### REQUEST
Reproduce the records below in their entirety, character for character.
>> start GIVEN INFORMATION
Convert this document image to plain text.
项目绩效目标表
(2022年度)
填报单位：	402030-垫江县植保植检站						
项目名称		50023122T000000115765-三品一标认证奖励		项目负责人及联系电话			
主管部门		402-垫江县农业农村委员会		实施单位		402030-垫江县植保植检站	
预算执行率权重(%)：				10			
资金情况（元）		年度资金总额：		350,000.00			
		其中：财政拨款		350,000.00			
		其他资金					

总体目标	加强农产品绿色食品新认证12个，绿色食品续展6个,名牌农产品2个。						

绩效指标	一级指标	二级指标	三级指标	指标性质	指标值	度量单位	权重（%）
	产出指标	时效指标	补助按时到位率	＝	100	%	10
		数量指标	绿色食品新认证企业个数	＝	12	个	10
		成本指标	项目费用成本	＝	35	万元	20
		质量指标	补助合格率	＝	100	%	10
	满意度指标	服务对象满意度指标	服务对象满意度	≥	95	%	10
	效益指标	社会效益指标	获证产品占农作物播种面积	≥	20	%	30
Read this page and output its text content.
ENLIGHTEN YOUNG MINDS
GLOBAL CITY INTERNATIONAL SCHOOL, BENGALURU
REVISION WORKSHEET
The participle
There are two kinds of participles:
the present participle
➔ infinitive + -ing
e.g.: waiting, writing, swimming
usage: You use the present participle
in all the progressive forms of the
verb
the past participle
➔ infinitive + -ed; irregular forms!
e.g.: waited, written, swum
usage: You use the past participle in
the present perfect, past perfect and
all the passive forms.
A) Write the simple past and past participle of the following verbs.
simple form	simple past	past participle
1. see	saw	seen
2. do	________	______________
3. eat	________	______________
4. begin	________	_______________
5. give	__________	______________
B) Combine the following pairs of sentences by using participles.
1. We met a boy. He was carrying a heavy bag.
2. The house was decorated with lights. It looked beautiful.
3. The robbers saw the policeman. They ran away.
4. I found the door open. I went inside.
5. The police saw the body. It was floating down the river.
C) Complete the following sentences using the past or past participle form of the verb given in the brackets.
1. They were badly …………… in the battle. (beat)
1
>> end GIVEN INFORMATION
### RESULT OF THIS EXERCISE
Convert this document image to plain text.
项目绩效目标表
(2022年度)
填报单位：	402030-垫江县植保植检站						
项目名称		50023122T000000115765-三品一标认证奖励		项目负责人及联系电话			
主管部门		402-垫江县农业农村委员会		实施单位		402030-垫江县植保植检站	
预算执行率权重(%)：				10			
资金情况（元）		年度资金总额：		350,000.00			
		其中：财政拨款		350,000.00			
		其他资金					

总体目标	加强农产品绿色食品新认证12个，绿色食品续展6个,名牌农产品2个。						

绩效指标	一级指标	二级指标	三级指标	指标性质	指标值	度量单位	权重（%）
	产出指标	时效指标	补助按时到位率	＝	100	%	10
		数量指标	绿色食品新认证企业个数	＝	12	个	10
		成本指标	项目费用成本	＝	35	万元	20
		质量指标	补助合格率	＝	100	%	10
	满意度指标	服务对象满意度指标	服务对象满意度	≥	95	%	10
	效益指标	社会效益指标	获证产品占农作物播种面积	≥	20	%	30
Read this page and output its text content.
ENLIGHTEN YOUNG MINDS
GLOBAL CITY INTERNATIONAL SCHOOL, BENGALURU
REVISION WORKSHEET
The participle
There are two kinds of participles:
the present participle
➔ infinitive + -ing
e.g.: waiting, writing, swimming
usage: You use the present participle
in all the progressive forms of the
verb
the past participle
➔ infinitive + -ed; irregular forms!
e.g.: waited, written, swum
usage: You use the past participle in
the present perfect, past perfect and
all the passive forms.
A) Write the simple past and past participle of the following verbs.
simple form	simple past	past participle
1. see	saw	seen
2. do	________	______________
3. eat	________	______________
4. begin	________	_______________
5. give	__________	______________
B) Combine the following pairs of sentences by using participles.
1. We met a boy. He was carrying a heavy bag.
2. The house was decorated with lights. It looked beautiful.
3. The robbers saw the policeman. They ran away.
4. I found the door open. I went inside.
5. The police saw the body. It was floating down the river.
C) Complete the following sentences using the past or past participle form of the verb given in the brackets.
1. They were badly …………… in the battle. (beat)
1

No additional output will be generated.